■ **WHAT YOU SHOULD DO**
Transcribe the full listing exactly, and drop every picture.

■ **TASK DATA**
——

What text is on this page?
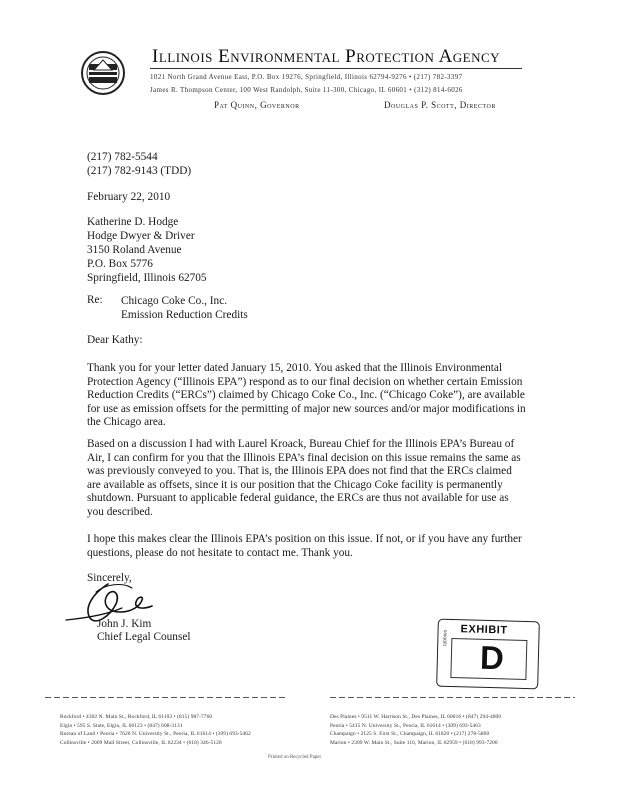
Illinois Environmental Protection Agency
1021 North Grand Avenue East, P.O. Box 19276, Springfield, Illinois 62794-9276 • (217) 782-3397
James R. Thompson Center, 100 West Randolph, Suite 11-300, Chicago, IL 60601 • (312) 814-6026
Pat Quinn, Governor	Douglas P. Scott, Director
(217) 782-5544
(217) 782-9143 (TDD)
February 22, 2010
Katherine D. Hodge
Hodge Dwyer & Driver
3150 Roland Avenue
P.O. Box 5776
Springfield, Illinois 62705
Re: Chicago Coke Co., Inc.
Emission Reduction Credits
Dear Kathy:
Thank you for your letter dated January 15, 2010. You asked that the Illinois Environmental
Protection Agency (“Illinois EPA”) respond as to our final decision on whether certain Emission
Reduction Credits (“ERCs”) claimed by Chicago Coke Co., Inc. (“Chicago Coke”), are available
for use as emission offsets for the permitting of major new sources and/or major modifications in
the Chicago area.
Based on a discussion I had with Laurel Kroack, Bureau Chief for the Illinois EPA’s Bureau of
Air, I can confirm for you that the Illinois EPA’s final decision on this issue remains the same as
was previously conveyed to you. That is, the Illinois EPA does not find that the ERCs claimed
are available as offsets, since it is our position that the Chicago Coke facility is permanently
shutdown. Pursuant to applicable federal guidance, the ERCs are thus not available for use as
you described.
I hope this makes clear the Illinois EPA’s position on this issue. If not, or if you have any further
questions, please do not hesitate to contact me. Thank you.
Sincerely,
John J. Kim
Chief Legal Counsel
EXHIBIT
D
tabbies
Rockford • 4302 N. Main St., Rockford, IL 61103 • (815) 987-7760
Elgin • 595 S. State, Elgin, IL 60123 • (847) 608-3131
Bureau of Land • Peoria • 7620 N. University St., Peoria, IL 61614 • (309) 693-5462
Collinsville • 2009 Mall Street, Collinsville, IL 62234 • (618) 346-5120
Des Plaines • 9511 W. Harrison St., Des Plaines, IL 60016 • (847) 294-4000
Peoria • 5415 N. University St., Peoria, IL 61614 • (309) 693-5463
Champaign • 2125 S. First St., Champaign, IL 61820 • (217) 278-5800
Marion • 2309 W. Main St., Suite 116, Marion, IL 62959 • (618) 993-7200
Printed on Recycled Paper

——

■ **SOLUTION TO THIS EXERCISE**
What text is on this page?
Illinois Environmental Protection Agency
1021 North Grand Avenue East, P.O. Box 19276, Springfield, Illinois 62794-9276 • (217) 782-3397
James R. Thompson Center, 100 West Randolph, Suite 11-300, Chicago, IL 60601 • (312) 814-6026
Pat Quinn, Governor	Douglas P. Scott, Director
(217) 782-5544
(217) 782-9143 (TDD)
February 22, 2010
Katherine D. Hodge
Hodge Dwyer & Driver
3150 Roland Avenue
P.O. Box 5776
Springfield, Illinois 62705
Re: Chicago Coke Co., Inc.
Emission Reduction Credits
Dear Kathy:
Thank you for your letter dated January 15, 2010. You asked that the Illinois Environmental
Protection Agency (“Illinois EPA”) respond as to our final decision on whether certain Emission
Reduction Credits (“ERCs”) claimed by Chicago Coke Co., Inc. (“Chicago Coke”), are available
for use as emission offsets for the permitting of major new sources and/or major modifications in
the Chicago area.
Based on a discussion I had with Laurel Kroack, Bureau Chief for the Illinois EPA’s Bureau of
Air, I can confirm for you that the Illinois EPA’s final decision on this issue remains the same as
was previously conveyed to you. That is, the Illinois EPA does not find that the ERCs claimed
are available as offsets, since it is our position that the Chicago Coke facility is permanently
shutdown. Pursuant to applicable federal guidance, the ERCs are thus not available for use as
you described.
I hope this makes clear the Illinois EPA’s position on this issue. If not, or if you have any further
questions, please do not hesitate to contact me. Thank you.
Sincerely,
John J. Kim
Chief Legal Counsel
EXHIBIT
D
tabbies
Rockford • 4302 N. Main St., Rockford, IL 61103 • (815) 987-7760
Elgin • 595 S. State, Elgin, IL 60123 • (847) 608-3131
Bureau of Land • Peoria • 7620 N. University St., Peoria, IL 61614 • (309) 693-5462
Collinsville • 2009 Mall Street, Collinsville, IL 62234 • (618) 346-5120
Des Plaines • 9511 W. Harrison St., Des Plaines, IL 60016 • (847) 294-4000
Peoria • 5415 N. University St., Peoria, IL 61614 • (309) 693-5463
Champaign • 2125 S. First St., Champaign, IL 61820 • (217) 278-5800
Marion • 2309 W. Main St., Suite 116, Marion, IL 62959 • (618) 993-7200
Printed on Recycled Paper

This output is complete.